## Source document
Historic church in Maryland, US

St. James' Parish is a historic church located on Solomons Island Road in the hamlet of Tracys Landing, Anne Arundel County, Maryland, United States.

==History==
In 1692, St. James' Parish, Old Herring Creeke, was officially established when the Maryland General Assembly, acting on the orders of Sir Lionel Copley, Royal Governor of Maryland, enacted the Act of Establishment. That Act divided the Province of Maryland into 30 Anglican parishes. There were, however, people worshiping in the area before that time. The exact location of that church is unknown. In 1695, the vestry ordered a church built on the present site in Lothian.

In 1698, St. James' Parish opened the first parochial lending library of the American parishes of the Church of England. The Rev. Dr. Thomas Bray donated 118 books for the library that year.

The Reverend Henry Hall was called as the first rector, and remained at St. James' until his death in 1722. When the old church became inadequate for the parish's needs in 1763, the vestry ordered that a new church be built. It was completed in 1765, and continues to serve the congregation today. However, the politically connected curate appointed in 1768, Rev. Bennet Allen, caused a scandal by refusing to live in the parish and instead proposing to rent out the glebe and combine the salary (which he insisted insufficient even for his bar tab) with that of another parish (at first St. Anne' Church, then even further away All Saints Church (Frederick, Maryland)). The next incumbent, Rev. Walter Magowan, installed later that year, was a friend of George Washington and served until 1784.

## Material shown
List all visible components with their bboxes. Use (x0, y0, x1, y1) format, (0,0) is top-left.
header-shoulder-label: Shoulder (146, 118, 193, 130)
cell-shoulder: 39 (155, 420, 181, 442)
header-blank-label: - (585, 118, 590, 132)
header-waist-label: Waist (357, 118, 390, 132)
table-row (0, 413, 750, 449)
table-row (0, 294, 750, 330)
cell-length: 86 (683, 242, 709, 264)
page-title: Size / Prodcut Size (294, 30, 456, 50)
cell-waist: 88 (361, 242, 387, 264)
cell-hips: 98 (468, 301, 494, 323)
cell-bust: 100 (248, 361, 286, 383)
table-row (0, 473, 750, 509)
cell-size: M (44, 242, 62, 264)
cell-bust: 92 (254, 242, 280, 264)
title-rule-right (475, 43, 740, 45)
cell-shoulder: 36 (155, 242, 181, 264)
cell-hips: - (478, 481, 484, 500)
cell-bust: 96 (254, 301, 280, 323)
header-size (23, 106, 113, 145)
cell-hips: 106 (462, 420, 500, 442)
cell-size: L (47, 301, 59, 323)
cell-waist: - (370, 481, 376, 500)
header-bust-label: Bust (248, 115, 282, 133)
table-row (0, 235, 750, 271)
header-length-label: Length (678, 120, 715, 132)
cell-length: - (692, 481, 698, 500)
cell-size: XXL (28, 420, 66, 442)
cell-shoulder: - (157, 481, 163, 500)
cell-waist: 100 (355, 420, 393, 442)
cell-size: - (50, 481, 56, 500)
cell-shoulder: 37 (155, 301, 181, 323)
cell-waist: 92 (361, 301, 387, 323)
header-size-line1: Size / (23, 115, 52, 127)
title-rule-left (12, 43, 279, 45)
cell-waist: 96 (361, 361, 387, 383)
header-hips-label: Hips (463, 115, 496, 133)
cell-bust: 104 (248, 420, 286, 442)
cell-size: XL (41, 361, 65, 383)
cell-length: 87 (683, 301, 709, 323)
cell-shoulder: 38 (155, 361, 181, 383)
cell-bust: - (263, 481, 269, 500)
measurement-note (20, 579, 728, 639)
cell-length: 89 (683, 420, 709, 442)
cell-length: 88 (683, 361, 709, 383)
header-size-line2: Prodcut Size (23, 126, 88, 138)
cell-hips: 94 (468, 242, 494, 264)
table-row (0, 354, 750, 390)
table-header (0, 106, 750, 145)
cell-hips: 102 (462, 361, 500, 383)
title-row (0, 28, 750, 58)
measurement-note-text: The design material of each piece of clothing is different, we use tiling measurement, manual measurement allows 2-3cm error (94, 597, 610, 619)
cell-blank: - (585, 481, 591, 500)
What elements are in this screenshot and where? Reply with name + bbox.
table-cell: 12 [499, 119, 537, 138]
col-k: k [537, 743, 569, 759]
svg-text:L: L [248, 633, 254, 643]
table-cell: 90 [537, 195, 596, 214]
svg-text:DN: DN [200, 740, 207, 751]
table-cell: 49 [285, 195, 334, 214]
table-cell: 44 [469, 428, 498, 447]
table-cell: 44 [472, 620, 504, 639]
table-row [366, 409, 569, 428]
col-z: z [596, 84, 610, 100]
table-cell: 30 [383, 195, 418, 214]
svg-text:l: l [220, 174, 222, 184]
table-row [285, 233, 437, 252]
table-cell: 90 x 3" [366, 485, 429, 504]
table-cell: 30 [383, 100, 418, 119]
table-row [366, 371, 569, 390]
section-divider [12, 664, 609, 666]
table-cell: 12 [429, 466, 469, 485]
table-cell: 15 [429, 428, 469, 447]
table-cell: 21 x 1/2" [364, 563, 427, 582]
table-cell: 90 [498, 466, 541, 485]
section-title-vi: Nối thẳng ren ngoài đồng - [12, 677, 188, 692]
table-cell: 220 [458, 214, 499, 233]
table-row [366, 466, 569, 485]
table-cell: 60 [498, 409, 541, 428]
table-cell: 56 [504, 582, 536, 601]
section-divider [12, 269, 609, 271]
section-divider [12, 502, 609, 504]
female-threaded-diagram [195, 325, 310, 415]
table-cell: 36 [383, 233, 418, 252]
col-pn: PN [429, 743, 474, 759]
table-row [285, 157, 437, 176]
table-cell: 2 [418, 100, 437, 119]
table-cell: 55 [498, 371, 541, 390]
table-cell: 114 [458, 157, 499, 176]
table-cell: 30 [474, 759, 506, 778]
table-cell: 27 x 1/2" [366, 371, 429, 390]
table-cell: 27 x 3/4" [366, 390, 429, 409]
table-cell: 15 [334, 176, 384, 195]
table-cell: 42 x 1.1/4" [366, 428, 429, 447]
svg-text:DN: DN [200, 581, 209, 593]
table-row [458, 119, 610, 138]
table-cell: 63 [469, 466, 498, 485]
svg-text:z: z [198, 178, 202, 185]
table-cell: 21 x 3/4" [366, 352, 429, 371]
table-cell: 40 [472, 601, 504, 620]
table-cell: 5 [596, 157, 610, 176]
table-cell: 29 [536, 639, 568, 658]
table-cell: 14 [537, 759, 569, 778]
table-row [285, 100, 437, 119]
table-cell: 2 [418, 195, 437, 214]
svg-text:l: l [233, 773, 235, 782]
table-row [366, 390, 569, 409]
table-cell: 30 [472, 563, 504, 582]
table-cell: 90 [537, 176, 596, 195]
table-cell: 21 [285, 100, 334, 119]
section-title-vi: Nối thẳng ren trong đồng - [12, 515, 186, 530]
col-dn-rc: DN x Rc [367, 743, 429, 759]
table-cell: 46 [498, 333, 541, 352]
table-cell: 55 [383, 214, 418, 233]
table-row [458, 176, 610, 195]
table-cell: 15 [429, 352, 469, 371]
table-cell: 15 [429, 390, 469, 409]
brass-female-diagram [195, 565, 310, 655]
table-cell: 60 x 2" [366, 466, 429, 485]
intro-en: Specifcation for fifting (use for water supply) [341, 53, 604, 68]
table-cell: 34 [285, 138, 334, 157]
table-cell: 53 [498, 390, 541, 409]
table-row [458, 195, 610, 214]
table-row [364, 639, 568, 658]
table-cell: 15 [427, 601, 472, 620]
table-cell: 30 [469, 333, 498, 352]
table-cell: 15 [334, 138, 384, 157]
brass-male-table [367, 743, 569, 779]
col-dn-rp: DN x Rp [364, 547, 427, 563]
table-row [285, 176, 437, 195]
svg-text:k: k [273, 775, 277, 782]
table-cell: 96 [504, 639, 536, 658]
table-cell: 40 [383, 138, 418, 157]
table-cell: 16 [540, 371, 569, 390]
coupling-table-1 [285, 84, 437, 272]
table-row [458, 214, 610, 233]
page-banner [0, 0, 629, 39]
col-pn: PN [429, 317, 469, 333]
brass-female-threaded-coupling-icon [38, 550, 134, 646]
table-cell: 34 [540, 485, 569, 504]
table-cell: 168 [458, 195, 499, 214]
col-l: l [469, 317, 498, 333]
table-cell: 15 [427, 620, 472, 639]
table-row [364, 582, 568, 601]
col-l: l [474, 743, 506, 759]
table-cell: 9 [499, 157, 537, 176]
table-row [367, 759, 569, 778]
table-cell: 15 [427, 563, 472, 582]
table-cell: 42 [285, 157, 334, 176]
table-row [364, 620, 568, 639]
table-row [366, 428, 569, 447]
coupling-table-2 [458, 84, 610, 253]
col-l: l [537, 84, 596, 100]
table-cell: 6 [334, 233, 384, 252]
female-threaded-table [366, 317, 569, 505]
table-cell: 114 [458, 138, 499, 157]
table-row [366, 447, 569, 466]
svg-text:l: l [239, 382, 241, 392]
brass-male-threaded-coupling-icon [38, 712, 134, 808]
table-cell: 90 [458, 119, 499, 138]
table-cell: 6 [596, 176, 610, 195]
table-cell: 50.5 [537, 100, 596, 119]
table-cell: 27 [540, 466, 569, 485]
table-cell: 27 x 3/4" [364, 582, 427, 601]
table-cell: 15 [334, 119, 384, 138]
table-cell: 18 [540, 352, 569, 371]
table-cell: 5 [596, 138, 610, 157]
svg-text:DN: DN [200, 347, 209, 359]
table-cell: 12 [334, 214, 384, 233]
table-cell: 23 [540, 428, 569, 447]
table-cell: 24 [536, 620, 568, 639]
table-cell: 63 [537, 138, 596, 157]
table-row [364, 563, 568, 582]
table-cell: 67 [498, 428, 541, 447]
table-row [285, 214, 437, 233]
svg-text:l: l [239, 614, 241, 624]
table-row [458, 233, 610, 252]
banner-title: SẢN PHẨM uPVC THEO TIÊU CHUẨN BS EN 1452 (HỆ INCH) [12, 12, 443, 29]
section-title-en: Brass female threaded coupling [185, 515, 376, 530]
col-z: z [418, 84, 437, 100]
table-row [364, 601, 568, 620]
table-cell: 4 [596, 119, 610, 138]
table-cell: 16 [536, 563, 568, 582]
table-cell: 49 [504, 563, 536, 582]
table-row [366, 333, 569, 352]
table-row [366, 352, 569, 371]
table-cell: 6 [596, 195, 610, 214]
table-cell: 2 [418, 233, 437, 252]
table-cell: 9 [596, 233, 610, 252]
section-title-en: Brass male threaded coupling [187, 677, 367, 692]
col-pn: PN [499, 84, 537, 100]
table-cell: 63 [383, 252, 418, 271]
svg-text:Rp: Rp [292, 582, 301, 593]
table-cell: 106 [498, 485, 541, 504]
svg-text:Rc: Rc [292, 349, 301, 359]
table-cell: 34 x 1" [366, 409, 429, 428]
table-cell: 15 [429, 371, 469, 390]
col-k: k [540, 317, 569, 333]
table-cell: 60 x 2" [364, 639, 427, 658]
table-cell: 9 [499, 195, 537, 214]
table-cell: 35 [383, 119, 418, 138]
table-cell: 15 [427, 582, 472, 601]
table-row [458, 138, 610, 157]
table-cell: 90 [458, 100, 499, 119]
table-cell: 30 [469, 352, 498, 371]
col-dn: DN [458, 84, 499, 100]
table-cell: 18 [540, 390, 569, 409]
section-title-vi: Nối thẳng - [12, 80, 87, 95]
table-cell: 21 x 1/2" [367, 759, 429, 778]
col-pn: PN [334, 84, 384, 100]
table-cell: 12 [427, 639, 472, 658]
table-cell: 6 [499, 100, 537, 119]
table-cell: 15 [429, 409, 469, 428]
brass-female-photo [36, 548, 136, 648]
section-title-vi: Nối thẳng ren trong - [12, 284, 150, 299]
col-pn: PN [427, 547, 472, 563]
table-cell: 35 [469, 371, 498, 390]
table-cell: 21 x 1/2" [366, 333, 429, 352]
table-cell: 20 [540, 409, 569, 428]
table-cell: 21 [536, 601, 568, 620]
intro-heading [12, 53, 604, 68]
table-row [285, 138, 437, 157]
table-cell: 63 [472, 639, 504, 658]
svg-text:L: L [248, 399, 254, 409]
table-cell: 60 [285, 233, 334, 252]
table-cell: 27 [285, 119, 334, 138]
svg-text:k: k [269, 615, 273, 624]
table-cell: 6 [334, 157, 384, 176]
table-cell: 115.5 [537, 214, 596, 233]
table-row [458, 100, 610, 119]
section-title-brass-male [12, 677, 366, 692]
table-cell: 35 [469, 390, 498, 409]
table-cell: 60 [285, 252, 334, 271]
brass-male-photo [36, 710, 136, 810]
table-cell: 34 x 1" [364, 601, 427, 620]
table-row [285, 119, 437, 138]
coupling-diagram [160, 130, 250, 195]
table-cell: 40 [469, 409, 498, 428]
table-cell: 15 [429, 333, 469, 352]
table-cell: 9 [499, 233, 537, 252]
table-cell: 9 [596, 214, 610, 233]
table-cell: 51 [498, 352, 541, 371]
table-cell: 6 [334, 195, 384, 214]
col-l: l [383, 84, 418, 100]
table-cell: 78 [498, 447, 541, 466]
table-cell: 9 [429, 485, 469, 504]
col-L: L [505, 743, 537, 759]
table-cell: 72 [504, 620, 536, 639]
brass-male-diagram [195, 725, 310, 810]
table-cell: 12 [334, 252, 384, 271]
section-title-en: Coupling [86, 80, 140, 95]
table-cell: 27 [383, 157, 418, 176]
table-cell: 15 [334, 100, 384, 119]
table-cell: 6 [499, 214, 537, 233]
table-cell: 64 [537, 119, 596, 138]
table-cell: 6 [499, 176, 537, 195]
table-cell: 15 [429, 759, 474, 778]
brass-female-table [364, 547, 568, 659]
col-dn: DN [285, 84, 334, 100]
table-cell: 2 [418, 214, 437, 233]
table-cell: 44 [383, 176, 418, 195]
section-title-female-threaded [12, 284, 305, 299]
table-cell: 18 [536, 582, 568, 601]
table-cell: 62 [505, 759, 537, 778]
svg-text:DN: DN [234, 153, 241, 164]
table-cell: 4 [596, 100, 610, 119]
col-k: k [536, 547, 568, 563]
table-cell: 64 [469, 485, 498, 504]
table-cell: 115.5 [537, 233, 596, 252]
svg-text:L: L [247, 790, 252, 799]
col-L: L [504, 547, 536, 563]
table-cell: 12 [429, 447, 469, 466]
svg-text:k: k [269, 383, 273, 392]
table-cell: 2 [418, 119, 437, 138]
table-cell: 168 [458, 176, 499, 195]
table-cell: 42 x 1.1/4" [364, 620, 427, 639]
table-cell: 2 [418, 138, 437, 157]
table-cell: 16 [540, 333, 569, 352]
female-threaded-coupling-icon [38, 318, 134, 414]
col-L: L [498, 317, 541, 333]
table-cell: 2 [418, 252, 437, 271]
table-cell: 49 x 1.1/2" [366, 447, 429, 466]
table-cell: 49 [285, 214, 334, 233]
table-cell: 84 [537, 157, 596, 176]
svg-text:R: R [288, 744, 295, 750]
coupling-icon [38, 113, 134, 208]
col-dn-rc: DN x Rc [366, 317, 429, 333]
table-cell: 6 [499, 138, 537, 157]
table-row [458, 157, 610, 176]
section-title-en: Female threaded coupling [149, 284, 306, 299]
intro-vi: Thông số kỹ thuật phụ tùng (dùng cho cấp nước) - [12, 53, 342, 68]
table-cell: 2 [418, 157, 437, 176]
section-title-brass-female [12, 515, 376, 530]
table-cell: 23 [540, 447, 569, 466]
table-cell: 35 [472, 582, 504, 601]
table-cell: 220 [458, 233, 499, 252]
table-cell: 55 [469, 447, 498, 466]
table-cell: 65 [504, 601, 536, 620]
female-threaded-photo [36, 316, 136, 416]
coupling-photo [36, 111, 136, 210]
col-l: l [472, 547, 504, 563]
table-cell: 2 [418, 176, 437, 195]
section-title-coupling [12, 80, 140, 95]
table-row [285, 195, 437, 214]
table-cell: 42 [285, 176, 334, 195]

## Problem description
According to the church history, in what year did St. James' Parish open the first parochial lending library of the American parishes of the Church of England? The records bear no relation to the church history.

## Answer to this task
1698